DIRECTION.
Count how many lines of the material hold "subtitle". Respond with that number alone.
+++ DATA EXCERPTS +++
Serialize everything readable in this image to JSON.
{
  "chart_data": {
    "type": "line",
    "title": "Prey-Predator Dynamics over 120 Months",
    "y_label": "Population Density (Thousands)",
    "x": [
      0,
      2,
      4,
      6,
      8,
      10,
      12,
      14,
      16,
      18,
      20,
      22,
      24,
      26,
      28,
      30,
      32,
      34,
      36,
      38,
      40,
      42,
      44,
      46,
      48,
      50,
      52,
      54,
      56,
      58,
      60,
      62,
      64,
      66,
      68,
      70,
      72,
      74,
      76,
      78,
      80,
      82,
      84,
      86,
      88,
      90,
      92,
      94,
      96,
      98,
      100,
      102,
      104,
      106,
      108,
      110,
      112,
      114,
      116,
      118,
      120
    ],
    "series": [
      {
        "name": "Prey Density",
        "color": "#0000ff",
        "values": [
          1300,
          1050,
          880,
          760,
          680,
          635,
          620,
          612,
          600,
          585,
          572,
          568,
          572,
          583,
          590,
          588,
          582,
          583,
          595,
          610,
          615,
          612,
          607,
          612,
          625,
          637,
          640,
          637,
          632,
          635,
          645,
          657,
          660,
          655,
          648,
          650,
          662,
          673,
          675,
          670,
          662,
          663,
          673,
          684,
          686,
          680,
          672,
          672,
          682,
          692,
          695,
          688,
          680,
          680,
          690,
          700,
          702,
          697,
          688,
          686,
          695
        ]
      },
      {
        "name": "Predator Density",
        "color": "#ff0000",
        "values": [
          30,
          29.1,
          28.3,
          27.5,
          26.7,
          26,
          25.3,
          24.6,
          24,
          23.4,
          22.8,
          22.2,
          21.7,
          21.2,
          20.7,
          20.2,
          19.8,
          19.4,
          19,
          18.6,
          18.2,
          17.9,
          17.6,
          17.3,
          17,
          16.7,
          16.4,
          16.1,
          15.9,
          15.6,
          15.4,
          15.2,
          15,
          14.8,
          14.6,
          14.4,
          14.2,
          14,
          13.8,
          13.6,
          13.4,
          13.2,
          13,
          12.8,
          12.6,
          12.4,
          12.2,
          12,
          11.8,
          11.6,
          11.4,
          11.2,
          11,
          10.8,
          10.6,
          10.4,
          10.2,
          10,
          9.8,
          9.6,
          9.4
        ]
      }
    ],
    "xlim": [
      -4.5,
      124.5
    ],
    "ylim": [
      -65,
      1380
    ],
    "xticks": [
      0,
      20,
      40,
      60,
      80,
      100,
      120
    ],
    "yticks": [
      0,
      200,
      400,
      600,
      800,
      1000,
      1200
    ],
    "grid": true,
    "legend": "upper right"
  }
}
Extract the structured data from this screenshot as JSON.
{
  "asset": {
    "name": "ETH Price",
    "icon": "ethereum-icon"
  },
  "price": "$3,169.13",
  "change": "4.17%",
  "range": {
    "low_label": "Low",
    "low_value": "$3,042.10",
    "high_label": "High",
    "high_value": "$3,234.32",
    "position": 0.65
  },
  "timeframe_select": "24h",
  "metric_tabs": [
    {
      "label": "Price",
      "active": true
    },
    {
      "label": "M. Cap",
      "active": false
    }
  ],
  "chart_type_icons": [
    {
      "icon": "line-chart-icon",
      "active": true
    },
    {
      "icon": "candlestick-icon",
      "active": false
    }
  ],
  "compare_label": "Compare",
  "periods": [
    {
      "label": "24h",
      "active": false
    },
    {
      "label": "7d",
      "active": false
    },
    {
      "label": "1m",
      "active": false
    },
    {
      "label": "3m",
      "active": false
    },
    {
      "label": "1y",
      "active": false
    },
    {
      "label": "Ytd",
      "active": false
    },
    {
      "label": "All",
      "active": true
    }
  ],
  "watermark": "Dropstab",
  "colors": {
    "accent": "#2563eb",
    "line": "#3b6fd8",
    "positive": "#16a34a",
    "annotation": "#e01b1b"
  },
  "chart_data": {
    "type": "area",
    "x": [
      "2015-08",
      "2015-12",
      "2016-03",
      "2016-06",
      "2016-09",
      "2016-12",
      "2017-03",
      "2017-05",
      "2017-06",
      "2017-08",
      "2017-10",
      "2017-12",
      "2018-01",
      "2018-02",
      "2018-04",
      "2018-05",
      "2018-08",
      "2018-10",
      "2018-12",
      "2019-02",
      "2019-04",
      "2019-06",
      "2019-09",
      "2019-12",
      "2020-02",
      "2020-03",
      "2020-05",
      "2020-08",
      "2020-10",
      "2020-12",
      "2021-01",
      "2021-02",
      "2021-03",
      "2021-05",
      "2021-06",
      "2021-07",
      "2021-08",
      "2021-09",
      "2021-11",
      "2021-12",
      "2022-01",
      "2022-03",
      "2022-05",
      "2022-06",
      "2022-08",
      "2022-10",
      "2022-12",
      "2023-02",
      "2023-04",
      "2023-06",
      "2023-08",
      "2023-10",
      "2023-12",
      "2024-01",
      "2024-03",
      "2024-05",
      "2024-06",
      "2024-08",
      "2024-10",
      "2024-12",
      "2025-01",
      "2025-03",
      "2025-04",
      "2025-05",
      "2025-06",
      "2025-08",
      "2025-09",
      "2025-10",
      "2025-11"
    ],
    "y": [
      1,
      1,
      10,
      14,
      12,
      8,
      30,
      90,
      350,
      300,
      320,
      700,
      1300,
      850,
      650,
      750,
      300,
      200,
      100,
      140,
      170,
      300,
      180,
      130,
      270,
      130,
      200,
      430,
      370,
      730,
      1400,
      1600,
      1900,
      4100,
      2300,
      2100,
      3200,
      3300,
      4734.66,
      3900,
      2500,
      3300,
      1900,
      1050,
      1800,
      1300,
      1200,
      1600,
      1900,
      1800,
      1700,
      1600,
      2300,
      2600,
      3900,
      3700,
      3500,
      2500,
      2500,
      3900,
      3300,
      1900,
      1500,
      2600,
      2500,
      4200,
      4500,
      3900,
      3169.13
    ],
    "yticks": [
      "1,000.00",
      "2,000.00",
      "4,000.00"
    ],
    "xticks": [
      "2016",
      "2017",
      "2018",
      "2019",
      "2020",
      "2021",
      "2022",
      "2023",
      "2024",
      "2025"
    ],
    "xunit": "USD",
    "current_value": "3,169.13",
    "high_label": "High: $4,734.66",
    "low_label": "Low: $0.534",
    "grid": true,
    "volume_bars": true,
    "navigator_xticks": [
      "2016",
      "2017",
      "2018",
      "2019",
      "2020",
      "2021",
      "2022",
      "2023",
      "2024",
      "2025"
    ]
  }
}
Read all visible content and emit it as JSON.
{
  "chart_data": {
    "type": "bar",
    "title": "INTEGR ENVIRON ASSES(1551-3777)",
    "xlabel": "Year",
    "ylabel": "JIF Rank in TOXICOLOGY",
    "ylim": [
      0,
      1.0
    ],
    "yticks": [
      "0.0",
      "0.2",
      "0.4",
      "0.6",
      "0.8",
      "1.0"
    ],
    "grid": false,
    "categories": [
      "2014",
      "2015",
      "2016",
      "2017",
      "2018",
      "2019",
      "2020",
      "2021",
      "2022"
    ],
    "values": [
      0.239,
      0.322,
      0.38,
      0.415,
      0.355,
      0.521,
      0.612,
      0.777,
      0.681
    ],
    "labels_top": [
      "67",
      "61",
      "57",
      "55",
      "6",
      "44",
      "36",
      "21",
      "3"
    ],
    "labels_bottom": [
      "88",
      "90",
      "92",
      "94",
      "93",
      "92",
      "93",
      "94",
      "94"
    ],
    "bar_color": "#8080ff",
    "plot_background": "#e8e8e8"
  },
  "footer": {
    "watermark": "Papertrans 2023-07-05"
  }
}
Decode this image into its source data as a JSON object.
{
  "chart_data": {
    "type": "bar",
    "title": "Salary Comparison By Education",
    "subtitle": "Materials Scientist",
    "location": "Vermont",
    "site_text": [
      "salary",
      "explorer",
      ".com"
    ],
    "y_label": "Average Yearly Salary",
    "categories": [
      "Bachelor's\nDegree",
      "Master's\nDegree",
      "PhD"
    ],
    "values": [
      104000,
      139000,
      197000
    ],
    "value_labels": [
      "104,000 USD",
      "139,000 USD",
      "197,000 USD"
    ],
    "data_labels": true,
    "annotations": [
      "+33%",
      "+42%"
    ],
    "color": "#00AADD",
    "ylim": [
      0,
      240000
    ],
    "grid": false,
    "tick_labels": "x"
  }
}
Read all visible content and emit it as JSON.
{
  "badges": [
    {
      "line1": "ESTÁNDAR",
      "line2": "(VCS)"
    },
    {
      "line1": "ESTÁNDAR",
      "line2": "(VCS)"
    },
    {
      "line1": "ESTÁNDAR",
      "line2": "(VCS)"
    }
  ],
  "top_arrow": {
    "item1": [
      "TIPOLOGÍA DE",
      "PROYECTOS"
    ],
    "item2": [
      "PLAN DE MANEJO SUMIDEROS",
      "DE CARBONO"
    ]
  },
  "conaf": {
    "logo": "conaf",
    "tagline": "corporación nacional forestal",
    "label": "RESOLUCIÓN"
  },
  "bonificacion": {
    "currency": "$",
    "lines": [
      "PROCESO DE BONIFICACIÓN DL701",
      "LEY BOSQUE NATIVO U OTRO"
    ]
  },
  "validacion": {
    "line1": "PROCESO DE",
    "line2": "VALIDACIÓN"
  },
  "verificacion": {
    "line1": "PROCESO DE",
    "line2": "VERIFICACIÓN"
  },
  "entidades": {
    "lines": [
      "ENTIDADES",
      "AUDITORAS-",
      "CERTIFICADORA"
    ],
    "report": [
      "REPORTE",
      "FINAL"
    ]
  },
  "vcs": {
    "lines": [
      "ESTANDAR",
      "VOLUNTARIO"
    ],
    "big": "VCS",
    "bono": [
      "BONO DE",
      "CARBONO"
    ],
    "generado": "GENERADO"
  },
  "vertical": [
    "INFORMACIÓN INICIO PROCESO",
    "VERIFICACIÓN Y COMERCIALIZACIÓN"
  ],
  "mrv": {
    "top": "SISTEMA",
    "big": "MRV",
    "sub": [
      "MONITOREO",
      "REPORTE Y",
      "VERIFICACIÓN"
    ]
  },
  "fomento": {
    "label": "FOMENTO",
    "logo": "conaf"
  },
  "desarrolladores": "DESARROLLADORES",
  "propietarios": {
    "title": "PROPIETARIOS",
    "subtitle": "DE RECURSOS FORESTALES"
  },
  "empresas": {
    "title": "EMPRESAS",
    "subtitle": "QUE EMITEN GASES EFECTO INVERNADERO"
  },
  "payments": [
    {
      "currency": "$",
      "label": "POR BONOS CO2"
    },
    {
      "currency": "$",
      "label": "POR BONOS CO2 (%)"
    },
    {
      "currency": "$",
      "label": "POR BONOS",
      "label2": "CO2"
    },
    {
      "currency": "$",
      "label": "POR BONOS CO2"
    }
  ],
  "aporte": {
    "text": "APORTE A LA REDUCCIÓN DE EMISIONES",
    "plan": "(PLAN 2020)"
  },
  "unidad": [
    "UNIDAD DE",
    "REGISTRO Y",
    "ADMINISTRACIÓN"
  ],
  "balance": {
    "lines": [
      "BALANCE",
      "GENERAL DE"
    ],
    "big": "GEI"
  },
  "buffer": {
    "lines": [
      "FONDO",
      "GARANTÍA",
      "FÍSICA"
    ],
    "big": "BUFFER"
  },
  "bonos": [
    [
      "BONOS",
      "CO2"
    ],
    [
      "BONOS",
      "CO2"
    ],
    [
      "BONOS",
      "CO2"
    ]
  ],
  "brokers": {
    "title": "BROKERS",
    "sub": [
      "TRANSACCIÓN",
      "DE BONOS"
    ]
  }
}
+++
EXPECTED ANSWER.
3